== Aim of the exercise ==
Extend the passage on building the sawsim LaTeX documentation, picking up right after its last line.

== Selection ==
The comment blocks in this [[noweb]] file are in \LaTeX\ with \BibTeX\ citations.
The comment blocks are extracted (with nicely formatted code blocks), using
<<latex makefile lines>>=
$(BUILD_DIR)/sawsim.tex : $(SRC_DIR)/sawsim.nw | $(BUILD_DIR)
        noweave -latex -index -delay $< > $@
$(BUILD_DIR)/sawsim.bib : $(SRC_DIR)/sawsim.bib | $(BUILD_DIR)
        cp -f $< $@
@
and compiled using
<<latex makefile lines>>=
$(DOC_DIR)/sawsim.pdf : $(BUILD_DIR)/sawsim.tex $(BUILD_DIR)/sawsim.bib \
                | $(DOC_DIR)
        $(SHELL) -e -c "cd $(BUILD_DIR) && pdflatex sawsim"

[Entries from a dataset]

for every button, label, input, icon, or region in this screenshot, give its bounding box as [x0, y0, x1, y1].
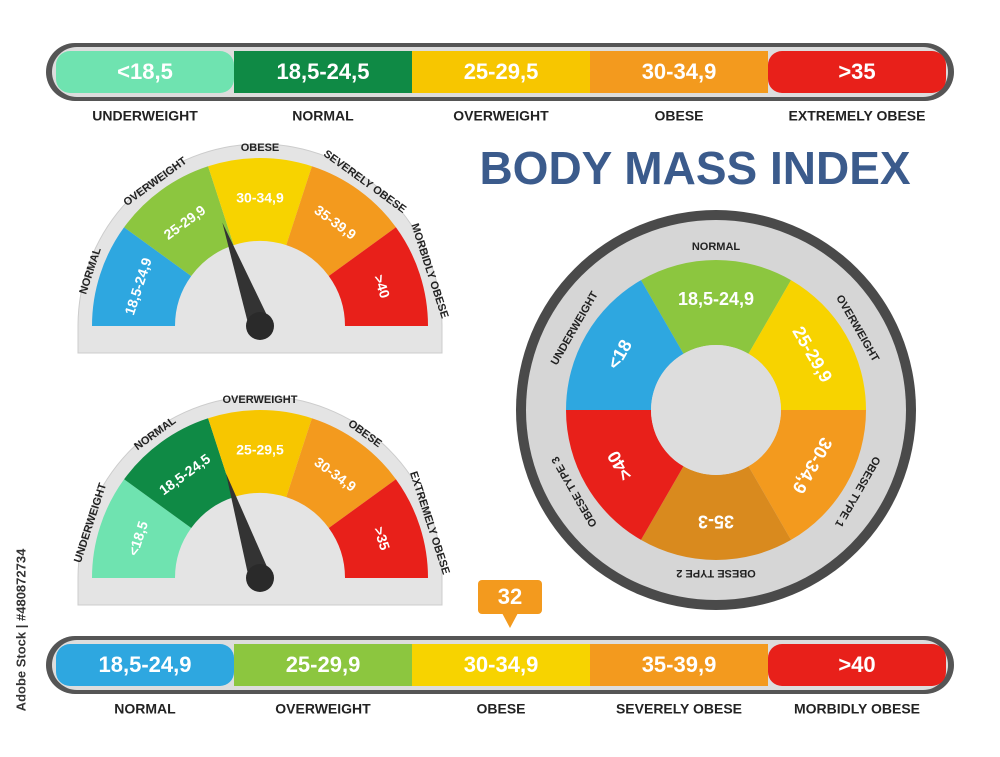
dial-segment — [748, 410, 866, 540]
segment-label: OBESE TYPE 2 — [676, 567, 755, 579]
marker-box — [478, 580, 542, 614]
gauge-segment — [328, 479, 428, 578]
segment-label: SEVERELY OBESE — [616, 701, 742, 717]
gauge-segment — [92, 479, 192, 578]
bar-segment — [412, 51, 590, 93]
gauge-segment — [124, 418, 234, 529]
bar-segment — [56, 51, 234, 93]
marker-value: 32 — [498, 584, 522, 609]
side-text: Adobe Stock | #480872734 — [13, 548, 28, 711]
segment-range: >40 — [371, 273, 394, 301]
segment-range: 35-39,9 — [642, 652, 717, 677]
bar-segment — [56, 644, 234, 686]
gauge-segment — [208, 157, 312, 246]
gauge-segment — [328, 227, 428, 326]
segment-range: >40 — [838, 652, 875, 677]
needle — [226, 473, 271, 582]
segment-range: 18,5-24,9 — [678, 289, 754, 309]
dial-segment — [641, 466, 791, 560]
segment-range: <18,5 — [117, 59, 173, 84]
marker-pointer — [502, 613, 518, 628]
segment-range: 25-29,5 — [464, 59, 539, 84]
segment-range: 30-34,9 — [642, 59, 717, 84]
segment-range: >35 — [838, 59, 875, 84]
gauge-segment — [286, 166, 396, 277]
segment-label: UNDERWEIGHT — [92, 108, 198, 124]
title: BODY MASS INDEX — [479, 142, 910, 194]
needle-hub — [246, 312, 274, 340]
gauge-segment — [124, 166, 234, 277]
segment-label: MORBIDLY OBESE — [794, 701, 920, 717]
bar-segment — [412, 644, 590, 686]
segment-range: 30-34,9 — [236, 190, 284, 206]
segment-label: OBESE — [476, 701, 525, 717]
segment-label: OBESE — [654, 108, 703, 124]
segment-label: OBESE — [241, 142, 280, 154]
segment-range: >35 — [371, 525, 394, 553]
bar-segment — [590, 644, 768, 686]
gauge-segment — [92, 227, 192, 326]
segment-range: 25-29,9 — [286, 652, 361, 677]
segment-range: 18,5-24,5 — [277, 59, 370, 84]
segment-label: OVERWEIGHT — [453, 108, 549, 124]
dial-segment — [566, 280, 684, 410]
bar-segment — [768, 51, 946, 93]
segment-range: 25-29,5 — [236, 442, 284, 458]
bar-segment — [234, 51, 412, 93]
segment-label: OVERWEIGHT — [275, 701, 371, 717]
bar-segment — [590, 51, 768, 93]
segment-range: 35-3 — [698, 511, 734, 531]
gauge-segment — [286, 418, 396, 529]
segment-range: 30-34,9 — [464, 652, 539, 677]
segment-range: 18,5-24,9 — [99, 652, 192, 677]
needle — [222, 222, 271, 330]
bar-segment — [234, 644, 412, 686]
bar-segment — [768, 644, 946, 686]
dial-segment — [566, 410, 684, 540]
dial-segment — [748, 280, 866, 410]
segment-label: NORMAL — [114, 701, 176, 717]
dial-segment — [641, 260, 791, 354]
dial-center — [651, 345, 781, 475]
segment-label: NORMAL — [292, 108, 354, 124]
segment-label: NORMAL — [692, 241, 741, 253]
needle-hub — [246, 564, 274, 592]
gauge-segment — [208, 409, 312, 498]
segment-label: EXTREMELY OBESE — [789, 108, 926, 124]
segment-label: OVERWEIGHT — [223, 394, 298, 406]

== Exercise answer ==
        $(SHELL) -e -c "cd $(BUILD_DIR) && bibtex sawsim"
        $(SHELL) -e -c "cd $(BUILD_DIR) && pdflatex sawsim"
        $(SHELL) -e -c "cd $(BUILD_DIR) && pdflatex sawsim"
        mv $(BUILD_DIR)/sawsim.pdf $@
@
The first [[pdflatex]] pass reads through the \TeX\ source and extracts citation information,
the \BibTeX\ pass looks through the \BibTeX\ databases for the cited works, and
the remaining two [[pdflatex]] passes insert the citations and finalize the various indices and numberings.

[[bibtex]] and [[pdflatex]] produce quite a few intermediate files, so provide a means to clean them up.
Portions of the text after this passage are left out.